#### Text:
----------------------------------------
Linux-HyperV Archive on lore.kernel.org
 help / color / Atom feed
* [PATCH v2] x86/hyper-v: micro-optimize send_ipi_one case
@ 2019-10-25 13:15 Vitaly Kuznetsov
  2019-10-25 14:05 ` Roman Kagan
  2019-10-25 17:16 ` Michael Kelley
  0 siblings, 2 replies; 4+ messages in thread
From: Vitaly Kuznetsov @ 2019-10-25 13:15 UTC (permalink / raw)
  To: linux-hyperv
  Cc: linux-kernel, x86, K. Y. Srinivasan, Haiyang Zhang,
	Stephen Hemminger, Sasha Levin, Thomas Gleixner, Ingo Molnar,
	Borislav Petkov, H. Peter Anvin, Roman Kagan, Michael Kelley,
	Joe Perches

When sending an IPI to a single CPU there is no need to deal with cpumasks.
With 2 CPU guest on WS2019 I'm seeing a minor (like 3%, 8043 -> 7761 CPU
cycles) improvement with smp_call_function_single() loop benchmark. The
optimization, however, is tiny and straitforward. Also, send_ipi_one() is
important for PV spinlock kick.

I was also wondering if it would make sense to switch to using regular
APIC IPI send for CPU > 64 case but no, it is twice as expesive (12650 CPU
cycles for __send_ipi_mask_ex() call, 26000 for orig_apic.send_IPI(cpu,
vector)).

Signed-off-by: Vitaly Kuznetsov <vkuznets@redhat.com>
---
Changes since v1:
 - Style changes [Roman, Joe]
---
 arch/x86/hyperv/hv_apic.c           | 13 ++++++++++---
 arch/x86/include/asm/trace/hyperv.h | 15 +++++++++++++++
 2 files changed, 25 insertions(+), 3 deletions(-)

diff --git a/arch/x86/hyperv/hv_apic.c b/arch/x86/hyperv/hv_apic.c
index e01078e93dd3..fd17c6341737 100644
--- a/arch/x86/hyperv/hv_apic.c
+++ b/arch/x86/hyperv/hv_apic.c
@@ -194,10 +194,17 @@ static bool __send_ipi_mask(const struct cpumask *mask, int vector)
 
 static bool __send_ipi_one(int cpu, int vector)
 {
-	struct cpumask mask = CPU_MASK_NONE;
+	trace_hyperv_send_ipi_one(cpu, vector);
 
-	cpumask_set_cpu(cpu, &mask);
-	return __send_ipi_mask(&mask, vector);
+	if (!hv_hypercall_pg || (vector < HV_IPI_LOW_VECTOR) ||
+	    (vector > HV_IPI_HIGH_VECTOR))
----------------------------------------
#### Instruction a:
Summarize the patch above in two sentences.

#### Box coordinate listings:
----------------------------------------
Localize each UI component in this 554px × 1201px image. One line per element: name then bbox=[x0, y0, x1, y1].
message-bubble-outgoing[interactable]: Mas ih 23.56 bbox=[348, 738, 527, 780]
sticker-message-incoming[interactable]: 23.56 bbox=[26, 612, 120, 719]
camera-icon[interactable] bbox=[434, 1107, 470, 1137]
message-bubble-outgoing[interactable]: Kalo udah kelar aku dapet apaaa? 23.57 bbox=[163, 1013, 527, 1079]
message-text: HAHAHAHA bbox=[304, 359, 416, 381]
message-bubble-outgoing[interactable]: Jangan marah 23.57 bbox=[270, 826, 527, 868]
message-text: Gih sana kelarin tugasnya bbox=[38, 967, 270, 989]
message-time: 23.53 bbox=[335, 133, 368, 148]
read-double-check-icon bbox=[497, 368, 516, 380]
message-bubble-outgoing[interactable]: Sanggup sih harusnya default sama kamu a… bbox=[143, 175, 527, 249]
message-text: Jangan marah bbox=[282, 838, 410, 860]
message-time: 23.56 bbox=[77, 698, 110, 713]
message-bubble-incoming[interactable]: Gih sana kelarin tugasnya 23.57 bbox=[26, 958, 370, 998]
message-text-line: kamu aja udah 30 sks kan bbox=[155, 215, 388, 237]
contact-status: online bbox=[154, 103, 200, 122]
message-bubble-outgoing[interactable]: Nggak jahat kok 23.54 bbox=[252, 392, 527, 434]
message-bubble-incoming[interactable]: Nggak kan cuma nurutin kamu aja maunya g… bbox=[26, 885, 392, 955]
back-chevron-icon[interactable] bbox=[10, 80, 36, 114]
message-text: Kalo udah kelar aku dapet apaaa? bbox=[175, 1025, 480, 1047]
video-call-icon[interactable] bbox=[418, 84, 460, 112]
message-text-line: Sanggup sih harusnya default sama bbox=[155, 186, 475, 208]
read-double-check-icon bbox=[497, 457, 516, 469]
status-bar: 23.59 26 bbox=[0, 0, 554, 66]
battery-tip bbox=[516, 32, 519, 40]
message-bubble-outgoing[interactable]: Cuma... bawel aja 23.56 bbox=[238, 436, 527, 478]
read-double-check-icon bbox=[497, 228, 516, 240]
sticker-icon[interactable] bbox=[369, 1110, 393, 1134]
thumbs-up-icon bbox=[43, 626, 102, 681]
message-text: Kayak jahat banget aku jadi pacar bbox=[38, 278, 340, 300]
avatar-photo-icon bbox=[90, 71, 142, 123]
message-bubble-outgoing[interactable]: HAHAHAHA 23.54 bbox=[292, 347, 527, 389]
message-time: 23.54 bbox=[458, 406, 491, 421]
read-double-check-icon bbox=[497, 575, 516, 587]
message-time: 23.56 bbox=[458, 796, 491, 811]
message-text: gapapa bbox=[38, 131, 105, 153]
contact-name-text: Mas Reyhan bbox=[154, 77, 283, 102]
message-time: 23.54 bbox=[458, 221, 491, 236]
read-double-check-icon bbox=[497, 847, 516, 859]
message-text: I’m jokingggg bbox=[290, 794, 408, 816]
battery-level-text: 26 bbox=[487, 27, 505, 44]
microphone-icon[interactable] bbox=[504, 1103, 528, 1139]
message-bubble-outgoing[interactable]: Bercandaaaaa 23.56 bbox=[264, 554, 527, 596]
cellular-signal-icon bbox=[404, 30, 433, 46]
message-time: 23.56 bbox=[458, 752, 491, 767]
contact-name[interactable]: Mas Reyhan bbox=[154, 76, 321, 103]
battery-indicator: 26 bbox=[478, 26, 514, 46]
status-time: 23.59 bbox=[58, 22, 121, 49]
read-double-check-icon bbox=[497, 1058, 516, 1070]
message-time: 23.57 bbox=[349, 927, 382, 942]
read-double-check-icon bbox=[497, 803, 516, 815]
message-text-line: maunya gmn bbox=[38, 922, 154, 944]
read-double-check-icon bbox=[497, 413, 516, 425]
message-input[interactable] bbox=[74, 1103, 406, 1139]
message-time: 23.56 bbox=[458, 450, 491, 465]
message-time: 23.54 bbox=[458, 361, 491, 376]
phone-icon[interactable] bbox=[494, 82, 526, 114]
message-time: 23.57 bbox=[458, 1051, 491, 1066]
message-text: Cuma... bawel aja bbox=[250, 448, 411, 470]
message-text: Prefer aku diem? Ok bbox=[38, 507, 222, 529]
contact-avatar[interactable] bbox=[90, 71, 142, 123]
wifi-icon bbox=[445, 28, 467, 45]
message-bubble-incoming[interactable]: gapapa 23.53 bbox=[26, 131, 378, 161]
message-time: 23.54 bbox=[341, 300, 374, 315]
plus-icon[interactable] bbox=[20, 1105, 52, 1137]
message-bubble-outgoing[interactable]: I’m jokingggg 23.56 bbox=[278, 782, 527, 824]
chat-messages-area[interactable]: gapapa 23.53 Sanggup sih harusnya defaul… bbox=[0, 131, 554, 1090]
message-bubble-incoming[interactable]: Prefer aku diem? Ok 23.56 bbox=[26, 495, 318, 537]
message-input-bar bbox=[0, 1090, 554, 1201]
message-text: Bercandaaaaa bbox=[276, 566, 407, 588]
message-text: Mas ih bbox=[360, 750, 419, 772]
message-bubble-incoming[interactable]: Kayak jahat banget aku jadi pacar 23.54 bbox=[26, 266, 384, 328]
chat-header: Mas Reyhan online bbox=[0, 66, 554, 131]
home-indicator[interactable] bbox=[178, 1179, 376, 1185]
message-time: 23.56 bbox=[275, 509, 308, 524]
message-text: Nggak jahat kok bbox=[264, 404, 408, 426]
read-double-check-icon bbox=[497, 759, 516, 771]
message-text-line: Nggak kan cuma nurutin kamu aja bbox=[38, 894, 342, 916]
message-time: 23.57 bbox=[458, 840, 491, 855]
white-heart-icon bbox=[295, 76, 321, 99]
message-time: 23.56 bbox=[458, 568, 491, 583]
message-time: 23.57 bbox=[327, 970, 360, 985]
----------------------------------------
#### Instruction b:
Show every line of the records that contains the word "marah".

#### Right answer a:
The patch micro-optimizes send_ipi_one for Hyper-V on x86 so that sending an IPI to a single CPU no longer deals with cpumasks, giving a minor improvement of about 3% (8043 to 7761 CPU cycles) in an smp_call_function_single() loop benchmark on a 2-CPU guest on WS2019. Using regular APIC IPI send for the CPU > 64 case was also considered but rejected, because it is twice as expensive.

#### Right answer b:
message-bubble-outgoing[interactable]: Jangan marah 23.57 bbox=[270, 826, 527, 868]
message-text: Jangan marah bbox=[282, 838, 410, 860]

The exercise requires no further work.